### TASK DIRECTIONS
All entries must be extracted exactly, with nothing added or dropped.

### PROVIDED MATERIAL
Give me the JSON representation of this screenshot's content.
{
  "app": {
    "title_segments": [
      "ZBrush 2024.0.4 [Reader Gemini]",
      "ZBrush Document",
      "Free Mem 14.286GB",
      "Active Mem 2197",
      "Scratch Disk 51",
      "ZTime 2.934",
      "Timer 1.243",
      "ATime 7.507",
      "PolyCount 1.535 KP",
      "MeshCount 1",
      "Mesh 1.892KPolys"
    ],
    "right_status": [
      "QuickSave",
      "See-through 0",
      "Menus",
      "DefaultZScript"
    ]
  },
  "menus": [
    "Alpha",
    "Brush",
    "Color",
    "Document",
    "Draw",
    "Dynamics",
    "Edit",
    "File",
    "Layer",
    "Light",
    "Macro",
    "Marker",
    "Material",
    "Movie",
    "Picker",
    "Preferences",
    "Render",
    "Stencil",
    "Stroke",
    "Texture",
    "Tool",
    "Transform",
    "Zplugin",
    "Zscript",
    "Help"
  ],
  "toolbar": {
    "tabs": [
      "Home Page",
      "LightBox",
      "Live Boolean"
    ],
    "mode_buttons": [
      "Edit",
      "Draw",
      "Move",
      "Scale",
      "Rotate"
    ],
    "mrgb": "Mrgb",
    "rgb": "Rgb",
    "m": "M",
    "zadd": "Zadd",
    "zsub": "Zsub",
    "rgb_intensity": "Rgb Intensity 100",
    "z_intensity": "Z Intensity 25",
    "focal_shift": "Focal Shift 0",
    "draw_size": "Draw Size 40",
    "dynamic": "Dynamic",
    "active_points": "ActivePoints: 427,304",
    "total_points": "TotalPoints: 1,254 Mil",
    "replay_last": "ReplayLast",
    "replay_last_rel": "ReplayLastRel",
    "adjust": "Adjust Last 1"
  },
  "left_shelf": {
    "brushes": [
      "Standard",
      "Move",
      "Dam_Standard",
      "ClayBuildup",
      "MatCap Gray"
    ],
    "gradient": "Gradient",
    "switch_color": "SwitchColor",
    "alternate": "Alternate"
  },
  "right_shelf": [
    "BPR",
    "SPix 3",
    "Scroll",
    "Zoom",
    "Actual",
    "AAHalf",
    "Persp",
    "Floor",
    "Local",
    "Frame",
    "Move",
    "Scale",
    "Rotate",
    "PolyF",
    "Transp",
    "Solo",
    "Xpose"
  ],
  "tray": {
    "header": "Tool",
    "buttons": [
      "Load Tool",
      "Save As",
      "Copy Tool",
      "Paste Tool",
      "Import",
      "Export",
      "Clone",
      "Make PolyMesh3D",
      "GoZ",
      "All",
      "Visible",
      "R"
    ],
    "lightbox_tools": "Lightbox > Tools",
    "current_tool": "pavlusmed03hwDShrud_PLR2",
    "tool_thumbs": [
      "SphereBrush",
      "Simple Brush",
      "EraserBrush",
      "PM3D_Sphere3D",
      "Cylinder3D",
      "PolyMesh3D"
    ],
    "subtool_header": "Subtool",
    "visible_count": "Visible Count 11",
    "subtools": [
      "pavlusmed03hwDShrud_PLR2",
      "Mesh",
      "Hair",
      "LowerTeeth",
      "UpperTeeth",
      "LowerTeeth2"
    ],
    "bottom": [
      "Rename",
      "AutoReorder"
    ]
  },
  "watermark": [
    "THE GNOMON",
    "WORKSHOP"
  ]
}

### RESPONSE FOR THIS EXERCISE
Give me the JSON representation of this screenshot's content.
{
  "app": {
    "title_segments": [
      "ZBrush 2024.0.4 [Reader Gemini]",
      "ZBrush Document",
      "Free Mem 14.286GB",
      "Active Mem 2197",
      "Scratch Disk 51",
      "ZTime 2.934",
      "Timer 1.243",
      "ATime 7.507",
      "PolyCount 1.535 KP",
      "MeshCount 1",
      "Mesh 1.892KPolys"
    ],
    "right_status": [
      "QuickSave",
      "See-through 0",
      "Menus",
      "DefaultZScript"
    ]
  },
  "menus": [
    "Alpha",
    "Brush",
    "Color",
    "Document",
    "Draw",
    "Dynamics",
    "Edit",
    "File",
    "Layer",
    "Light",
    "Macro",
    "Marker",
    "Material",
    "Movie",
    "Picker",
    "Preferences",
    "Render",
    "Stencil",
    "Stroke",
    "Texture",
    "Tool",
    "Transform",
    "Zplugin",
    "Zscript",
    "Help"
  ],
  "toolbar": {
    "tabs": [
      "Home Page",
      "LightBox",
      "Live Boolean"
    ],
    "mode_buttons": [
      "Edit",
      "Draw",
      "Move",
      "Scale",
      "Rotate"
    ],
    "mrgb": "Mrgb",
    "rgb": "Rgb",
    "m": "M",
    "zadd": "Zadd",
    "zsub": "Zsub",
    "rgb_intensity": "Rgb Intensity 100",
    "z_intensity": "Z Intensity 25",
    "focal_shift": "Focal Shift 0",
    "draw_size": "Draw Size 40",
    "dynamic": "Dynamic",
    "active_points": "ActivePoints: 427,304",
    "total_points": "TotalPoints: 1,254 Mil",
    "replay_last": "ReplayLast",
    "replay_last_rel": "ReplayLastRel",
    "adjust": "Adjust Last 1"
  },
  "left_shelf": {
    "brushes": [
      "Standard",
      "Move",
      "Dam_Standard",
      "ClayBuildup",
      "MatCap Gray"
    ],
    "gradient": "Gradient",
    "switch_color": "SwitchColor",
    "alternate": "Alternate"
  },
  "right_shelf": [
    "BPR",
    "SPix 3",
    "Scroll",
    "Zoom",
    "Actual",
    "AAHalf",
    "Persp",
    "Floor",
    "Local",
    "Frame",
    "Move",
    "Scale",
    "Rotate",
    "PolyF",
    "Transp",
    "Solo",
    "Xpose"
  ],
  "tray": {
    "header": "Tool",
    "buttons": [
      "Load Tool",
      "Save As",
      "Copy Tool",
      "Paste Tool",
      "Import",
      "Export",
      "Clone",
      "Make PolyMesh3D",
      "GoZ",
      "All",
      "Visible",
      "R"
    ],
    "lightbox_tools": "Lightbox > Tools",
    "current_tool": "pavlusmed03hwDShrud_PLR2",
    "tool_thumbs": [
      "SphereBrush",
      "Simple Brush",
      "EraserBrush",
      "PM3D_Sphere3D",
      "Cylinder3D",
      "PolyMesh3D"
    ],
    "subtool_header": "Subtool",
    "visible_count": "Visible Count 11",
    "subtools": [
      "pavlusmed03hwDShrud_PLR2",
      "Mesh",
      "Hair",
      "LowerTeeth",
      "UpperTeeth",
      "LowerTeeth2"
    ],
    "bottom": [
      "Rename",
      "AutoReorder"
    ]
  },
  "watermark": [
    "THE GNOMON",
    "WORKSHOP"
  ]
}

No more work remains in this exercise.